YOUR GOAL
All the records that follow need to be reproduced exactly. Omit the images.

[Dataset rows]
□ □ □ □

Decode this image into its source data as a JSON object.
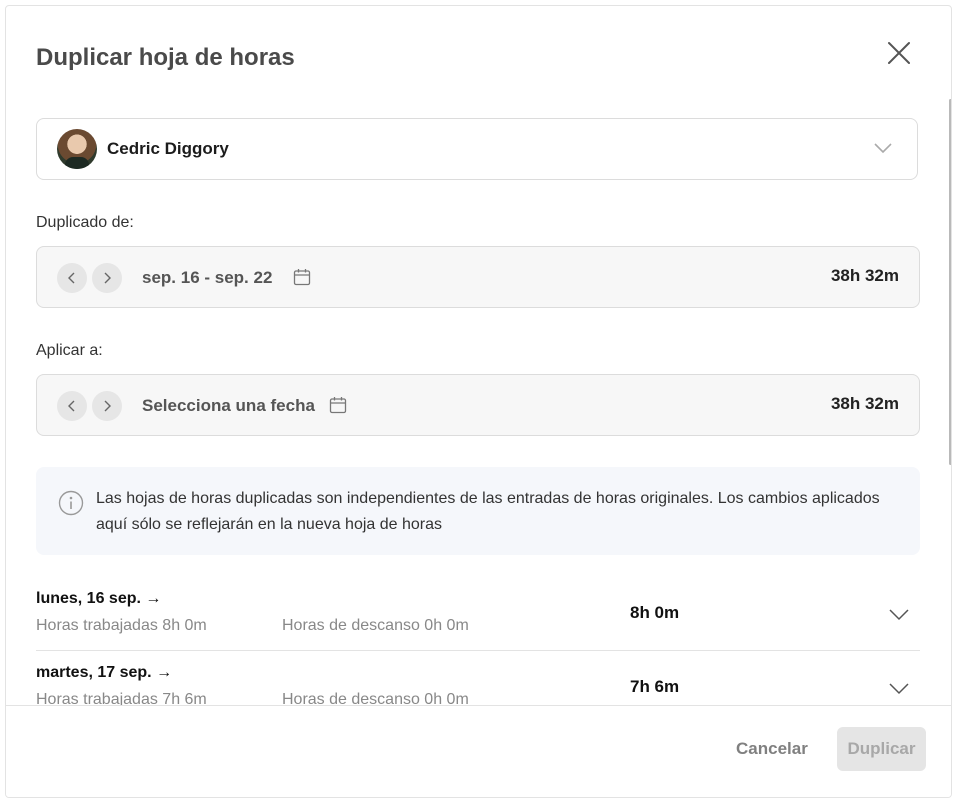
{
  "dialog": {
    "title": "Duplicar hoja de horas"
  },
  "employee": {
    "name": "Cedric Diggory"
  },
  "source": {
    "label": "Duplicado de:",
    "range": "sep. 16 - sep. 22",
    "total": "38h 32m"
  },
  "target": {
    "label": "Aplicar a:",
    "range": "Selecciona una fecha",
    "total": "38h 32m"
  },
  "info": {
    "text": "Las hojas de horas duplicadas son independientes de las entradas de horas originales. Los cambios aplicados aquí sólo se reflejarán en la nueva hoja de horas"
  },
  "days": [
    {
      "title": "lunes, 16 sep. →",
      "worked": "Horas trabajadas 8h 0m",
      "break": "Horas de descanso 0h 0m",
      "total": "8h 0m"
    },
    {
      "title": "martes, 17 sep. →",
      "worked": "Horas trabajadas 7h 6m",
      "break": "Horas de descanso 0h 0m",
      "total": "7h 6m"
    }
  ],
  "footer": {
    "cancel_label": "Cancelar",
    "duplicate_label": "Duplicar",
    "duplicate_disabled": true
  },
  "icons": [
    "close-icon",
    "chevron-down-icon",
    "chevron-left-icon",
    "chevron-right-icon",
    "calendar-icon",
    "info-icon"
  ]
}
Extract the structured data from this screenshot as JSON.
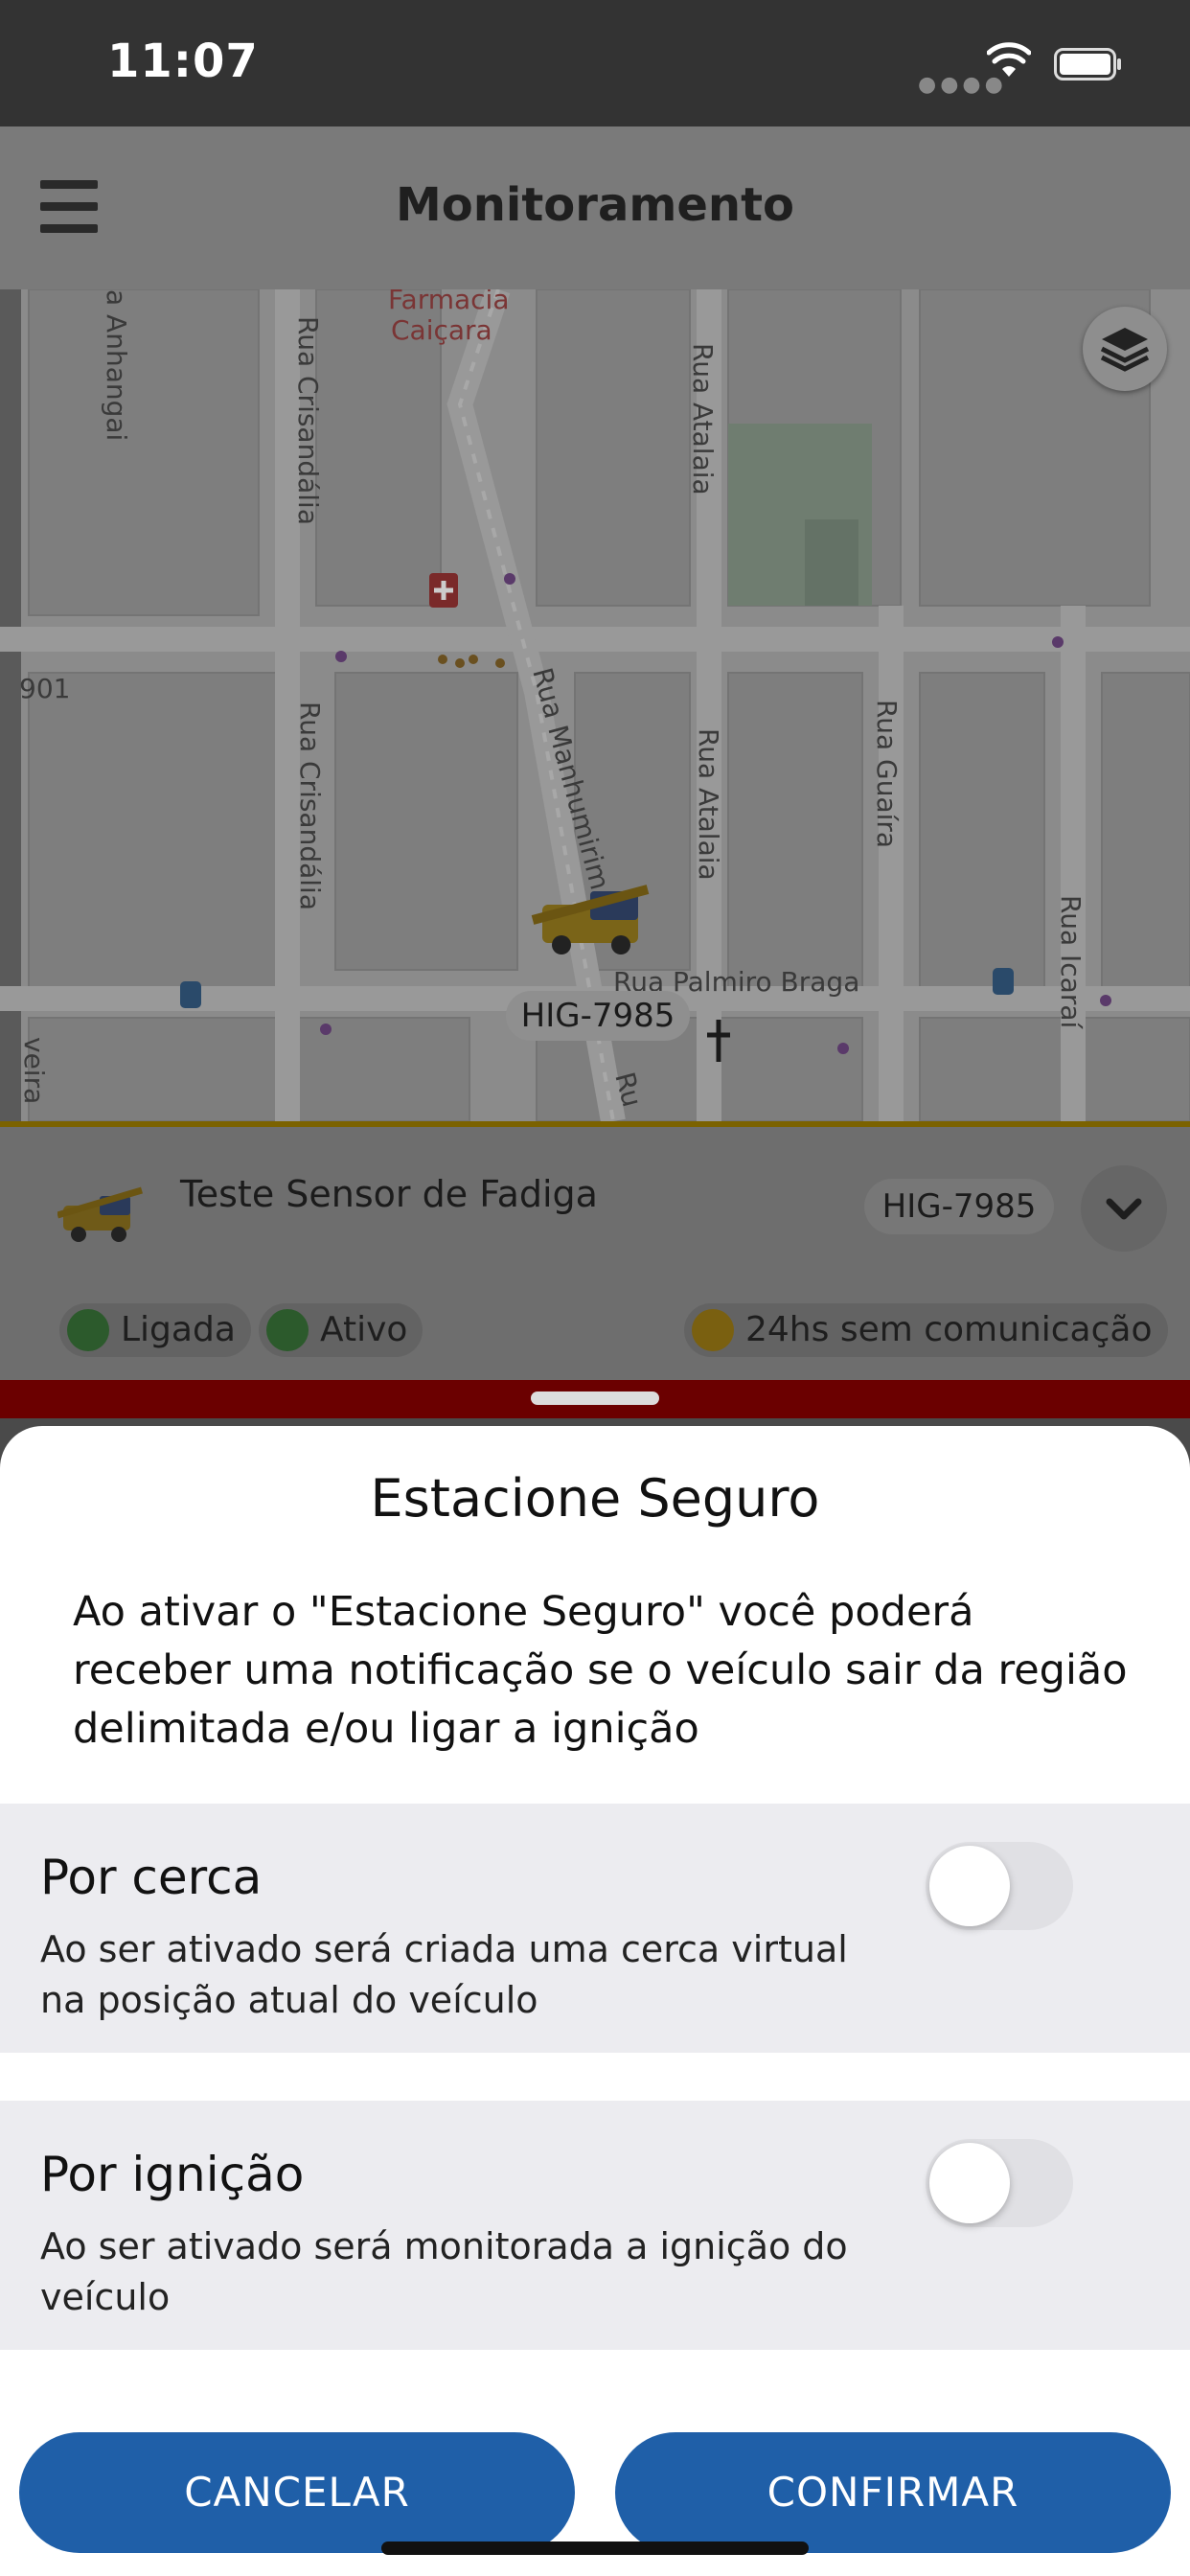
{
  "status_bar": {
    "time": "11:07"
  },
  "header": {
    "title": "Monitoramento"
  },
  "map": {
    "labels": {
      "farmacia": "Farmacia",
      "caicara": "Caiçara",
      "anhangai": "a Anhangai",
      "crisandalia_1": "Rua Crisandália",
      "crisandalia_2": "Rua Crisandália",
      "atalaia_1": "Rua Atalaia",
      "atalaia_2": "Rua Atalaia",
      "manhumirim": "Rua Manhumirim",
      "guaira": "Rua Guaíra",
      "icarai": "Rua Icaraí",
      "palmiro": "Rua Palmiro Braga",
      "num901": "901",
      "veira": "veira",
      "ru": "Ru"
    },
    "vehicle_plate": "HIG-7985"
  },
  "vehicle": {
    "name": "Teste Sensor de Fadiga",
    "plate": "HIG-7985",
    "chips": {
      "ignition": "Ligada",
      "status": "Ativo",
      "comm": "24hs sem comunicação"
    }
  },
  "sheet": {
    "title": "Estacione Seguro",
    "description": "Ao ativar o \"Estacione Seguro\" você poderá receber uma notificação se o veículo sair da região delimitada e/ou ligar a ignição",
    "options": [
      {
        "title": "Por cerca",
        "description": "Ao ser ativado será criada uma cerca virtual na posição atual do veículo",
        "enabled": false
      },
      {
        "title": "Por ignição",
        "description": "Ao ser ativado será monitorada a ignição do veículo",
        "enabled": false
      }
    ],
    "cancel_label": "CANCELAR",
    "confirm_label": "CONFIRMAR"
  },
  "colors": {
    "primary": "#1f5fa8",
    "header_dimmed": "#7a7a7a",
    "sheet_option_bg": "#ececf0"
  }
}
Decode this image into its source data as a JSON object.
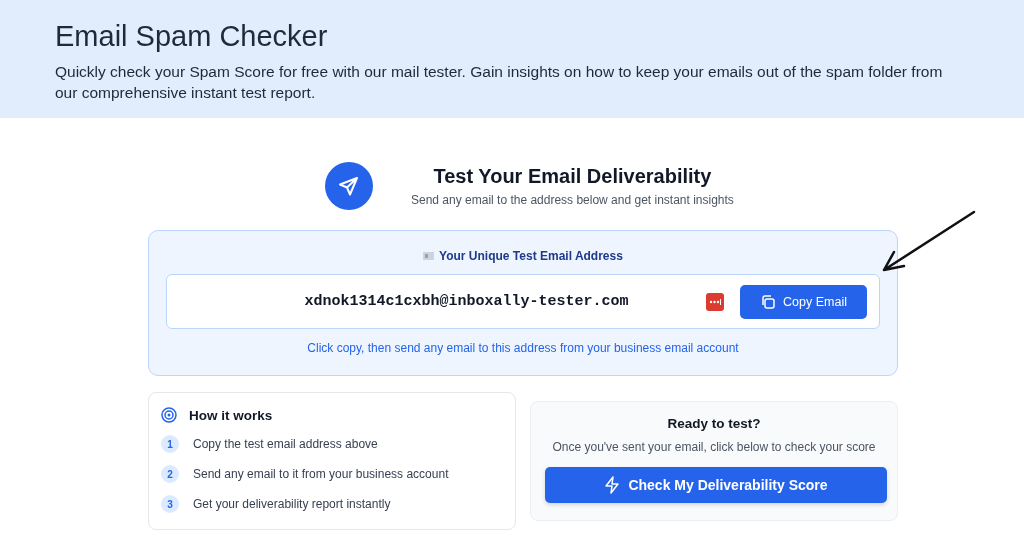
{
  "header": {
    "title": "Email Spam Checker",
    "description": "Quickly check your Spam Score for free with our mail tester. Gain insights on how to keep your emails out of the spam folder from our comprehensive instant test report."
  },
  "test": {
    "title": "Test Your Email Deliverability",
    "subtitle": "Send any email to the address below and get instant insights"
  },
  "address_card": {
    "label": "Your Unique Test Email Address",
    "email": "xdnok1314c1cxbh@inboxally-tester.com",
    "copy_button": "Copy Email",
    "hint": "Click copy, then send any email to this address from your business email account"
  },
  "how_it_works": {
    "title": "How it works",
    "steps": [
      {
        "number": "1",
        "text": "Copy the test email address above"
      },
      {
        "number": "2",
        "text": "Send any email to it from your business account"
      },
      {
        "number": "3",
        "text": "Get your deliverability report instantly"
      }
    ]
  },
  "ready": {
    "title": "Ready to test?",
    "text": "Once you've sent your email, click below to check your score",
    "button": "Check My Deliverability Score"
  }
}
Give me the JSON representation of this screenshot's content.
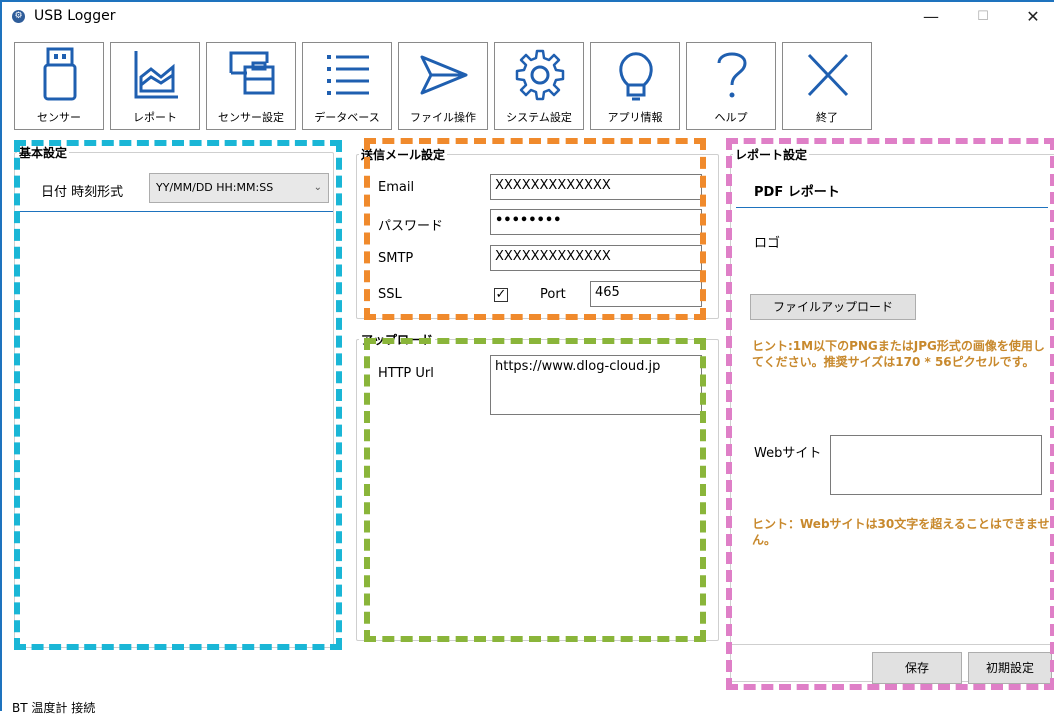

□ □ □ □

ANSWER
Decode this image into its source data as a JSON object.
{
  "dialog": {
    "title": "Duplicar hoja de horas"
  },
  "employee": {
    "name": "Cedric Diggory"
  },
  "source": {
    "label": "Duplicado de:",
    "range": "sep. 16 - sep. 22",
    "total": "38h 32m"
  },
  "target": {
    "label": "Aplicar a:",
    "range": "Selecciona una fecha",
    "total": "38h 32m"
  },
  "info": {
    "text": "Las hojas de horas duplicadas son independientes de las entradas de horas originales. Los cambios aplicados aquí sólo se reflejarán en la nueva hoja de horas"
  },
  "days": [
    {
      "title": "lunes, 16 sep. →",
      "worked": "Horas trabajadas 8h 0m",
      "break": "Horas de descanso 0h 0m",
      "total": "8h 0m"
    },
    {
      "title": "martes, 17 sep. →",
      "worked": "Horas trabajadas 7h 6m",
      "break": "Horas de descanso 0h 0m",
      "total": "7h 6m"
    }
  ],
  "footer": {
    "cancel_label": "Cancelar",
    "duplicate_label": "Duplicar",
    "duplicate_disabled": true
  },
  "icons": [
    "close-icon",
    "chevron-down-icon",
    "chevron-left-icon",
    "chevron-right-icon",
    "calendar-icon",
    "info-icon"
  ]
}
Extract the structured data from this screenshot as JSON.
{
  "status_bar": {
    "time": "11:07"
  },
  "header": {
    "title": "Monitoramento"
  },
  "map": {
    "labels": {
      "farmacia": "Farmacia",
      "caicara": "Caiçara",
      "anhangai": "a Anhangai",
      "crisandalia_1": "Rua Crisandália",
      "crisandalia_2": "Rua Crisandália",
      "atalaia_1": "Rua Atalaia",
      "atalaia_2": "Rua Atalaia",
      "manhumirim": "Rua Manhumirim",
      "guaira": "Rua Guaíra",
      "icarai": "Rua Icaraí",
      "palmiro": "Rua Palmiro Braga",
      "num901": "901",
      "veira": "veira",
      "ru": "Ru"
    },
    "vehicle_plate": "HIG-7985"
  },
  "vehicle": {
    "name": "Teste Sensor de Fadiga",
    "plate": "HIG-7985",
    "chips": {
      "ignition": "Ligada",
      "status": "Ativo",
      "comm": "24hs sem comunicação"
    }
  },
  "sheet": {
    "title": "Estacione Seguro",
    "description": "Ao ativar o \"Estacione Seguro\" você poderá receber uma notificação se o veículo sair da região delimitada e/ou ligar a ignição",
    "options": [
      {
        "title": "Por cerca",
        "description": "Ao ser ativado será criada uma cerca virtual na posição atual do veículo",
        "enabled": false
      },
      {
        "title": "Por ignição",
        "description": "Ao ser ativado será monitorada a ignição do veículo",
        "enabled": false
      }
    ],
    "cancel_label": "CANCELAR",
    "confirm_label": "CONFIRMAR"
  },
  "colors": {
    "primary": "#1f5fa8",
    "header_dimmed": "#7a7a7a",
    "sheet_option_bg": "#ececf0"
  }
}
Decode this image into its source data as a JSON object.
{
  "header": {
    "title": "Email Spam Checker",
    "description": "Quickly check your Spam Score for free with our mail tester. Gain insights on how to keep your emails out of the spam folder from our comprehensive instant test report."
  },
  "test": {
    "title": "Test Your Email Deliverability",
    "subtitle": "Send any email to the address below and get instant insights"
  },
  "address_card": {
    "label": "Your Unique Test Email Address",
    "email": "xdnok1314c1cxbh@inboxally-tester.com",
    "copy_button": "Copy Email",
    "hint": "Click copy, then send any email to this address from your business email account"
  },
  "how_it_works": {
    "title": "How it works",
    "steps": [
      {
        "number": "1",
        "text": "Copy the test email address above"
      },
      {
        "number": "2",
        "text": "Send any email to it from your business account"
      },
      {
        "number": "3",
        "text": "Get your deliverability report instantly"
      }
    ]
  },
  "ready": {
    "title": "Ready to test?",
    "text": "Once you've sent your email, click below to check your score",
    "button": "Check My Deliverability Score"
  }
}
Give me the JSON representation of this screenshot's content.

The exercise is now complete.